>> Begin
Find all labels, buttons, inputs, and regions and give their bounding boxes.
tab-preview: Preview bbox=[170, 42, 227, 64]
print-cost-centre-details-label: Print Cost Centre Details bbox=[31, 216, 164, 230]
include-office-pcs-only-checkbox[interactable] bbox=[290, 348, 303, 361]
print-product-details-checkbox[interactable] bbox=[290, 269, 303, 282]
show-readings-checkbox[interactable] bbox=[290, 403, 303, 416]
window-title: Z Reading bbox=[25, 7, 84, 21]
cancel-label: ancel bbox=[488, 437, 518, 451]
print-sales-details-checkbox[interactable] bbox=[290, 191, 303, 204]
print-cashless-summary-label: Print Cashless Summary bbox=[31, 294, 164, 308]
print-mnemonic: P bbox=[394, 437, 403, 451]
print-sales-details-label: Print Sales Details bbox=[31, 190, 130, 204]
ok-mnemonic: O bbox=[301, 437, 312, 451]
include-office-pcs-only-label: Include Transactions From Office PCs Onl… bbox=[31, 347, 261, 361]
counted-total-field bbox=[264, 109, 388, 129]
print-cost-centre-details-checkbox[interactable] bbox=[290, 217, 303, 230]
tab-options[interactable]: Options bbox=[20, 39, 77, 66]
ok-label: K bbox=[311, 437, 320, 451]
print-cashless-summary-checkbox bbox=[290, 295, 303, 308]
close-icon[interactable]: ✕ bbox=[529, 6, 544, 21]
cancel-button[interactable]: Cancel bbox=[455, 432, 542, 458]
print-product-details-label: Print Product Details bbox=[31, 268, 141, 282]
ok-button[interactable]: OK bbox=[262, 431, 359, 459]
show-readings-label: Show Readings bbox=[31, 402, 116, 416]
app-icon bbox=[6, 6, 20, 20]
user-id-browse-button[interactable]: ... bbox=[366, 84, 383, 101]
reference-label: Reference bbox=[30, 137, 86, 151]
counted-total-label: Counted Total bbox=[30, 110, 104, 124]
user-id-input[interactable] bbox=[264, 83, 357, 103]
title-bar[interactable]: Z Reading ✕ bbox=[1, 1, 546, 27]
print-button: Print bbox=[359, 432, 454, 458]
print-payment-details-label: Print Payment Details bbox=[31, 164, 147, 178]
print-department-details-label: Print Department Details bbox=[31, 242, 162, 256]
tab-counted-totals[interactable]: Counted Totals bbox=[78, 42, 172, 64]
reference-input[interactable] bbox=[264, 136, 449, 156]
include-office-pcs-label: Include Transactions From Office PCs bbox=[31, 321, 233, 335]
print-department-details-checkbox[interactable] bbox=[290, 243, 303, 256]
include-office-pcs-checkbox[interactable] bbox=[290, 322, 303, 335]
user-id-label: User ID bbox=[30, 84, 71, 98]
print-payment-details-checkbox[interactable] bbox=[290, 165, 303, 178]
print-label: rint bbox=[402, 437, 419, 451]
>> End
• REQUIREMENTS: Render the lines of the records above as a Markdown table with the columns "Row" and "Entry", numbering each line and leaving out blank lines.

• RESULT FOR THIS EXERCISE:
| Row | Entry |
|---|---|
| 1 | Find all labels, buttons, inputs, and regions and give their bounding boxes. |
| 2 | tab-preview: Preview bbox=[170, 42, 227, 64] |
| 3 | print-cost-centre-details-label: Print Cost Centre Details bbox=[31, 216, 164, 230] |
| 4 | include-office-pcs-only-checkbox[interactable] bbox=[290, 348, 303, 361] |
| 5 | print-product-details-checkbox[interactable] bbox=[290, 269, 303, 282] |
| 6 | show-readings-checkbox[interactable] bbox=[290, 403, 303, 416] |
| 7 | window-title: Z Reading bbox=[25, 7, 84, 21] |
| 8 | cancel-label: ancel bbox=[488, 437, 518, 451] |
| 9 | print-sales-details-checkbox[interactable] bbox=[290, 191, 303, 204] |
| 10 | print-cashless-summary-label: Print Cashless Summary bbox=[31, 294, 164, 308] |
| 11 | print-mnemonic: P bbox=[394, 437, 403, 451] |
| 12 | print-sales-details-label: Print Sales Details bbox=[31, 190, 130, 204] |
| 13 | ok-mnemonic: O bbox=[301, 437, 312, 451] |
| 14 | include-office-pcs-only-label: Include Transactions From Office PCs Onl… bbox=[31, 347, 261, 361] |
| 15 | counted-total-field bbox=[264, 109, 388, 129] |
| 16 | print-cost-centre-details-checkbox[interactable] bbox=[290, 217, 303, 230] |
| 17 | tab-options[interactable]: Options bbox=[20, 39, 77, 66] |
| 18 | ok-label: K bbox=[311, 437, 320, 451] |
| 19 | print-cashless-summary-checkbox bbox=[290, 295, 303, 308] |
| 20 | close-icon[interactable]: ✕ bbox=[529, 6, 544, 21] |
| 21 | cancel-button[interactable]: Cancel bbox=[455, 432, 542, 458] |
| 22 | print-product-details-label: Print Product Details bbox=[31, 268, 141, 282] |
| 23 | ok-button[interactable]: OK bbox=[262, 431, 359, 459] |
| 24 | show-readings-label: Show Readings bbox=[31, 402, 116, 416] |
| 25 | app-icon bbox=[6, 6, 20, 20] |
| 26 | user-id-browse-button[interactable]: ... bbox=[366, 84, 383, 101] |
| 27 | reference-label: Reference bbox=[30, 137, 86, 151] |
| 28 | counted-total-label: Counted Total bbox=[30, 110, 104, 124] |
| 29 | user-id-input[interactable] bbox=[264, 83, 357, 103] |
| 30 | title-bar[interactable]: Z Reading ✕ bbox=[1, 1, 546, 27] |
| 31 | print-button: Print bbox=[359, 432, 454, 458] |
| 32 | print-payment-details-label: Print Payment Details bbox=[31, 164, 147, 178] |
| 33 | print-department-details-label: Print Department Details bbox=[31, 242, 162, 256] |
| 34 | tab-counted-totals[interactable]: Counted Totals bbox=[78, 42, 172, 64] |
| 35 | reference-input[interactable] bbox=[264, 136, 449, 156] |
| 36 | include-office-pcs-label: Include Transactions From Office PCs bbox=[31, 321, 233, 335] |
| 37 | print-department-details-checkbox[interactable] bbox=[290, 243, 303, 256] |
| 38 | include-office-pcs-checkbox[interactable] bbox=[290, 322, 303, 335] |
| 39 | user-id-label: User ID bbox=[30, 84, 71, 98] |
| 40 | print-payment-details-checkbox[interactable] bbox=[290, 165, 303, 178] |
| 41 | print-label: rint bbox=[402, 437, 419, 451] |